─── Extracted material

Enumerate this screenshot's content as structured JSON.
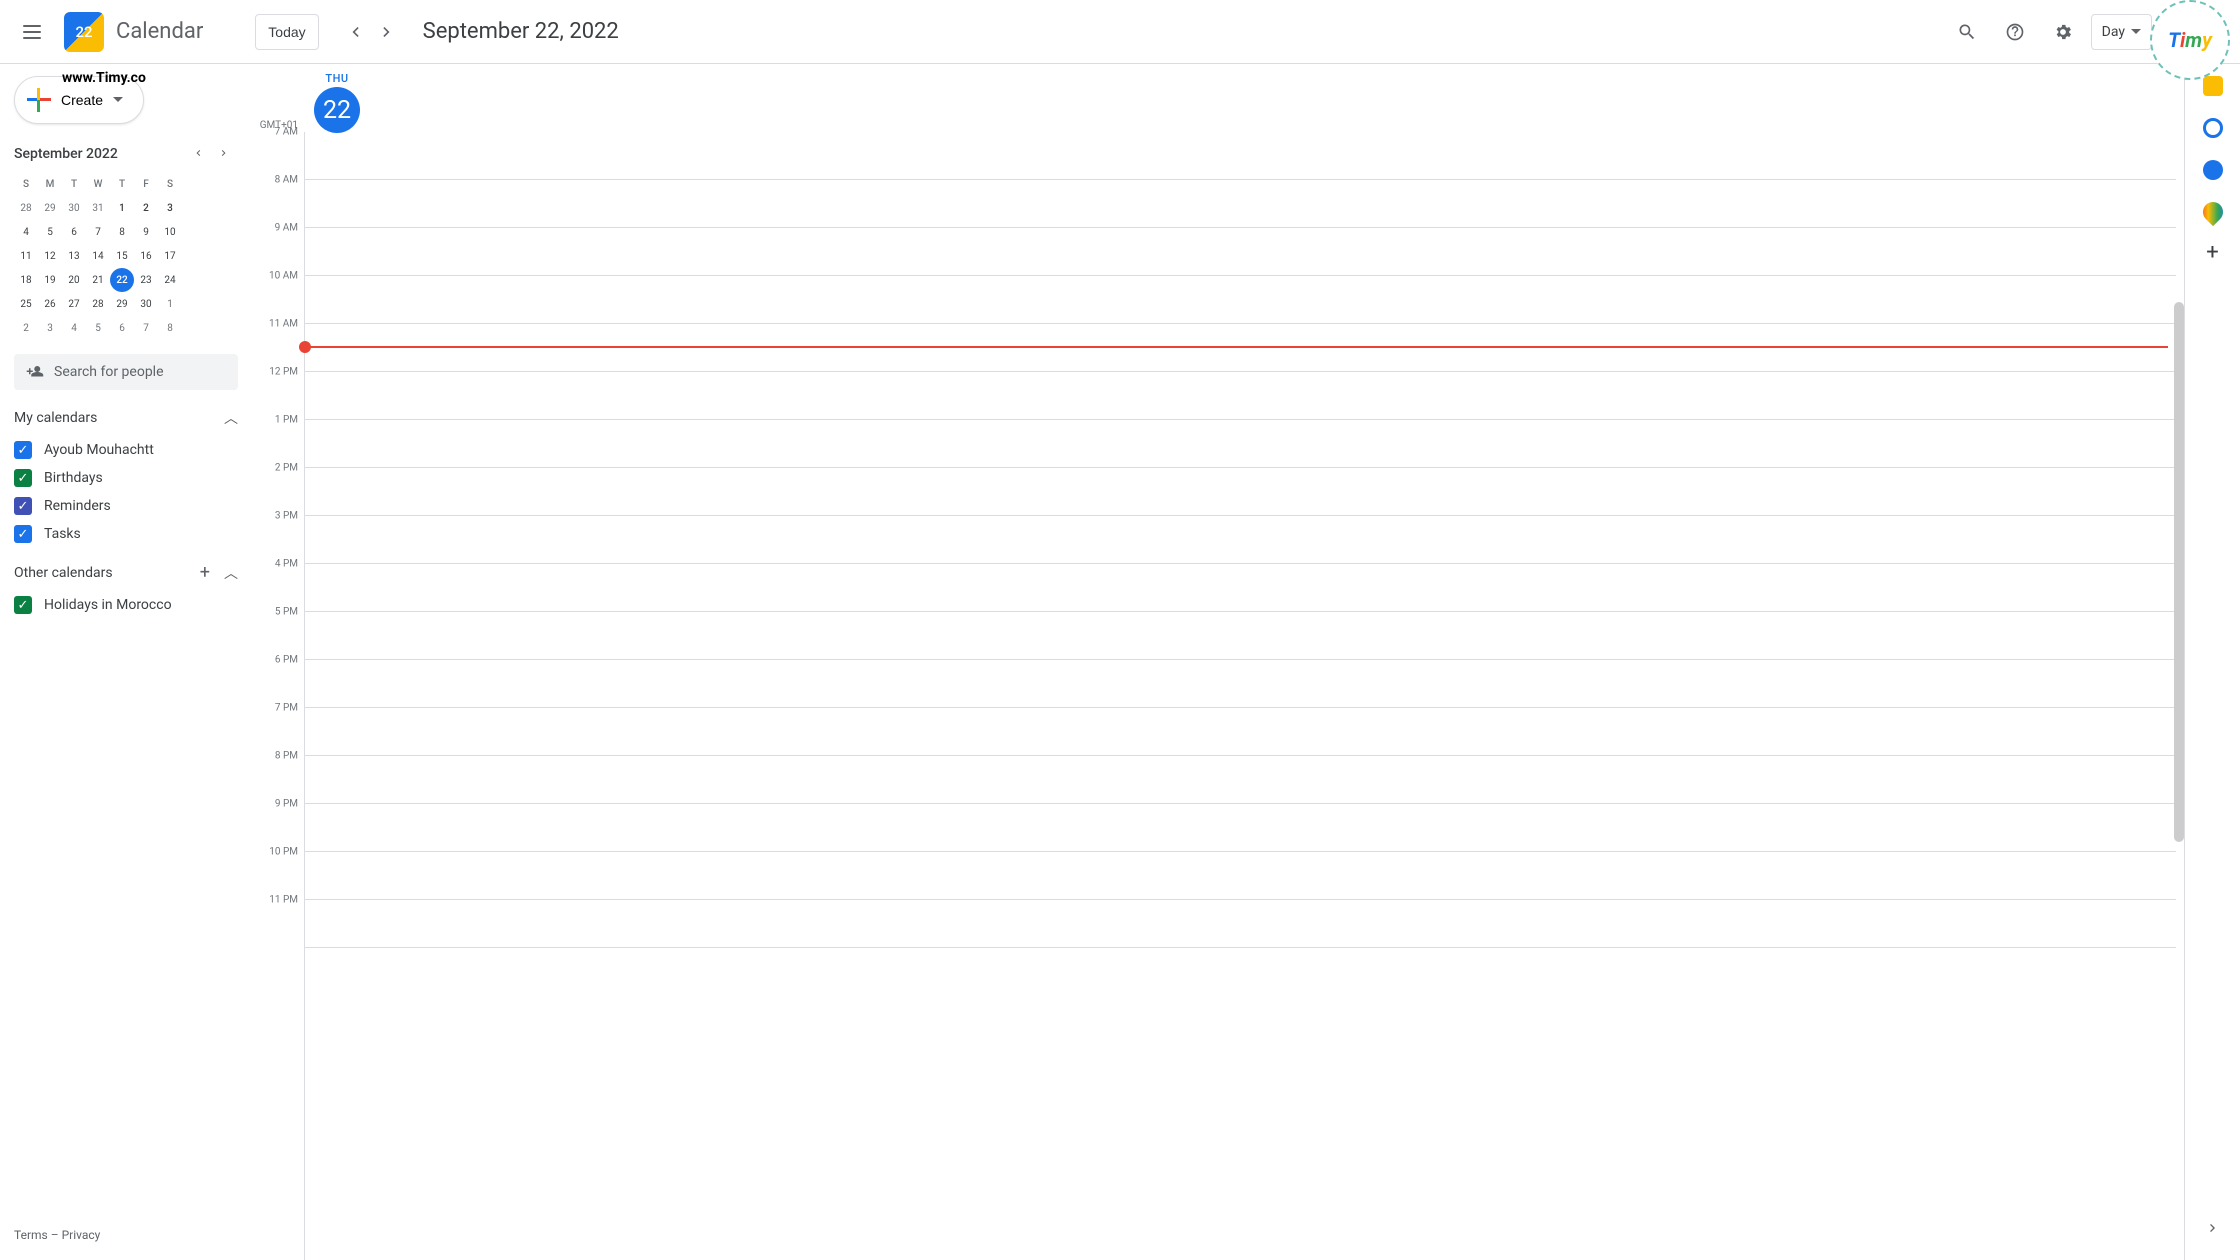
{
  "header": {
    "app_name": "Calendar",
    "logo_day": "22",
    "today_label": "Today",
    "date_title": "September 22, 2022",
    "view_label": "Day"
  },
  "overlay_url": "www.Timy.co",
  "timy_logo_letters": [
    "T",
    "i",
    "m",
    "y"
  ],
  "create_label": "Create",
  "mini_cal": {
    "title": "September 2022",
    "dow": [
      "S",
      "M",
      "T",
      "W",
      "T",
      "F",
      "S"
    ],
    "cells": [
      {
        "n": "28",
        "m": "prev"
      },
      {
        "n": "29",
        "m": "prev"
      },
      {
        "n": "30",
        "m": "prev"
      },
      {
        "n": "31",
        "m": "prev"
      },
      {
        "n": "1",
        "m": "cur",
        "b": true
      },
      {
        "n": "2",
        "m": "cur",
        "b": true
      },
      {
        "n": "3",
        "m": "cur",
        "b": true
      },
      {
        "n": "4",
        "m": "cur"
      },
      {
        "n": "5",
        "m": "cur"
      },
      {
        "n": "6",
        "m": "cur"
      },
      {
        "n": "7",
        "m": "cur"
      },
      {
        "n": "8",
        "m": "cur"
      },
      {
        "n": "9",
        "m": "cur"
      },
      {
        "n": "10",
        "m": "cur"
      },
      {
        "n": "11",
        "m": "cur"
      },
      {
        "n": "12",
        "m": "cur"
      },
      {
        "n": "13",
        "m": "cur"
      },
      {
        "n": "14",
        "m": "cur"
      },
      {
        "n": "15",
        "m": "cur"
      },
      {
        "n": "16",
        "m": "cur"
      },
      {
        "n": "17",
        "m": "cur"
      },
      {
        "n": "18",
        "m": "cur"
      },
      {
        "n": "19",
        "m": "cur"
      },
      {
        "n": "20",
        "m": "cur"
      },
      {
        "n": "21",
        "m": "cur"
      },
      {
        "n": "22",
        "m": "today"
      },
      {
        "n": "23",
        "m": "cur"
      },
      {
        "n": "24",
        "m": "cur"
      },
      {
        "n": "25",
        "m": "cur"
      },
      {
        "n": "26",
        "m": "cur"
      },
      {
        "n": "27",
        "m": "cur"
      },
      {
        "n": "28",
        "m": "cur"
      },
      {
        "n": "29",
        "m": "cur"
      },
      {
        "n": "30",
        "m": "cur"
      },
      {
        "n": "1",
        "m": "next"
      },
      {
        "n": "2",
        "m": "next"
      },
      {
        "n": "3",
        "m": "next"
      },
      {
        "n": "4",
        "m": "next"
      },
      {
        "n": "5",
        "m": "next"
      },
      {
        "n": "6",
        "m": "next"
      },
      {
        "n": "7",
        "m": "next"
      },
      {
        "n": "8",
        "m": "next"
      }
    ]
  },
  "search_people_placeholder": "Search for people",
  "my_calendars_label": "My calendars",
  "my_calendars": [
    {
      "label": "Ayoub Mouhachtt",
      "color": "#1a73e8"
    },
    {
      "label": "Birthdays",
      "color": "#0b8043"
    },
    {
      "label": "Reminders",
      "color": "#3f51b5"
    },
    {
      "label": "Tasks",
      "color": "#1a73e8"
    }
  ],
  "other_calendars_label": "Other calendars",
  "other_calendars": [
    {
      "label": "Holidays in Morocco",
      "color": "#0b8043"
    }
  ],
  "footer": {
    "terms": "Terms",
    "sep": " – ",
    "privacy": "Privacy"
  },
  "day_view": {
    "tz": "GMT+01",
    "dow": "THU",
    "day_num": "22",
    "hours": [
      "7 AM",
      "8 AM",
      "9 AM",
      "10 AM",
      "11 AM",
      "12 PM",
      "1 PM",
      "2 PM",
      "3 PM",
      "4 PM",
      "5 PM",
      "6 PM",
      "7 PM",
      "8 PM",
      "9 PM",
      "10 PM",
      "11 PM"
    ],
    "now_after_hour_index": 4,
    "now_fraction": 0.45
  },
  "side_panel": {
    "icons": [
      {
        "name": "keep-icon",
        "color": "#fbbc04"
      },
      {
        "name": "tasks-icon",
        "color": "#1a73e8"
      },
      {
        "name": "contacts-icon",
        "color": "#1a73e8"
      },
      {
        "name": "maps-icon",
        "color": "#34a853"
      }
    ]
  }
}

──────

## The request
Could you repeat all of the material exactly? Pictures should not be copied.

## Task output
Enumerate this screenshot's content as structured JSON.
{
  "header": {
    "app_name": "Calendar",
    "logo_day": "22",
    "today_label": "Today",
    "date_title": "September 22, 2022",
    "view_label": "Day"
  },
  "overlay_url": "www.Timy.co",
  "timy_logo_letters": [
    "T",
    "i",
    "m",
    "y"
  ],
  "create_label": "Create",
  "mini_cal": {
    "title": "September 2022",
    "dow": [
      "S",
      "M",
      "T",
      "W",
      "T",
      "F",
      "S"
    ],
    "cells": [
      {
        "n": "28",
        "m": "prev"
      },
      {
        "n": "29",
        "m": "prev"
      },
      {
        "n": "30",
        "m": "prev"
      },
      {
        "n": "31",
        "m": "prev"
      },
      {
        "n": "1",
        "m": "cur",
        "b": true
      },
      {
        "n": "2",
        "m": "cur",
        "b": true
      },
      {
        "n": "3",
        "m": "cur",
        "b": true
      },
      {
        "n": "4",
        "m": "cur"
      },
      {
        "n": "5",
        "m": "cur"
      },
      {
        "n": "6",
        "m": "cur"
      },
      {
        "n": "7",
        "m": "cur"
      },
      {
        "n": "8",
        "m": "cur"
      },
      {
        "n": "9",
        "m": "cur"
      },
      {
        "n": "10",
        "m": "cur"
      },
      {
        "n": "11",
        "m": "cur"
      },
      {
        "n": "12",
        "m": "cur"
      },
      {
        "n": "13",
        "m": "cur"
      },
      {
        "n": "14",
        "m": "cur"
      },
      {
        "n": "15",
        "m": "cur"
      },
      {
        "n": "16",
        "m": "cur"
      },
      {
        "n": "17",
        "m": "cur"
      },
      {
        "n": "18",
        "m": "cur"
      },
      {
        "n": "19",
        "m": "cur"
      },
      {
        "n": "20",
        "m": "cur"
      },
      {
        "n": "21",
        "m": "cur"
      },
      {
        "n": "22",
        "m": "today"
      },
      {
        "n": "23",
        "m": "cur"
      },
      {
        "n": "24",
        "m": "cur"
      },
      {
        "n": "25",
        "m": "cur"
      },
      {
        "n": "26",
        "m": "cur"
      },
      {
        "n": "27",
        "m": "cur"
      },
      {
        "n": "28",
        "m": "cur"
      },
      {
        "n": "29",
        "m": "cur"
      },
      {
        "n": "30",
        "m": "cur"
      },
      {
        "n": "1",
        "m": "next"
      },
      {
        "n": "2",
        "m": "next"
      },
      {
        "n": "3",
        "m": "next"
      },
      {
        "n": "4",
        "m": "next"
      },
      {
        "n": "5",
        "m": "next"
      },
      {
        "n": "6",
        "m": "next"
      },
      {
        "n": "7",
        "m": "next"
      },
      {
        "n": "8",
        "m": "next"
      }
    ]
  },
  "search_people_placeholder": "Search for people",
  "my_calendars_label": "My calendars",
  "my_calendars": [
    {
      "label": "Ayoub Mouhachtt",
      "color": "#1a73e8"
    },
    {
      "label": "Birthdays",
      "color": "#0b8043"
    },
    {
      "label": "Reminders",
      "color": "#3f51b5"
    },
    {
      "label": "Tasks",
      "color": "#1a73e8"
    }
  ],
  "other_calendars_label": "Other calendars",
  "other_calendars": [
    {
      "label": "Holidays in Morocco",
      "color": "#0b8043"
    }
  ],
  "footer": {
    "terms": "Terms",
    "sep": " – ",
    "privacy": "Privacy"
  },
  "day_view": {
    "tz": "GMT+01",
    "dow": "THU",
    "day_num": "22",
    "hours": [
      "7 AM",
      "8 AM",
      "9 AM",
      "10 AM",
      "11 AM",
      "12 PM",
      "1 PM",
      "2 PM",
      "3 PM",
      "4 PM",
      "5 PM",
      "6 PM",
      "7 PM",
      "8 PM",
      "9 PM",
      "10 PM",
      "11 PM"
    ],
    "now_after_hour_index": 4,
    "now_fraction": 0.45
  },
  "side_panel": {
    "icons": [
      {
        "name": "keep-icon",
        "color": "#fbbc04"
      },
      {
        "name": "tasks-icon",
        "color": "#1a73e8"
      },
      {
        "name": "contacts-icon",
        "color": "#1a73e8"
      },
      {
        "name": "maps-icon",
        "color": "#34a853"
      }
    ]
  }
}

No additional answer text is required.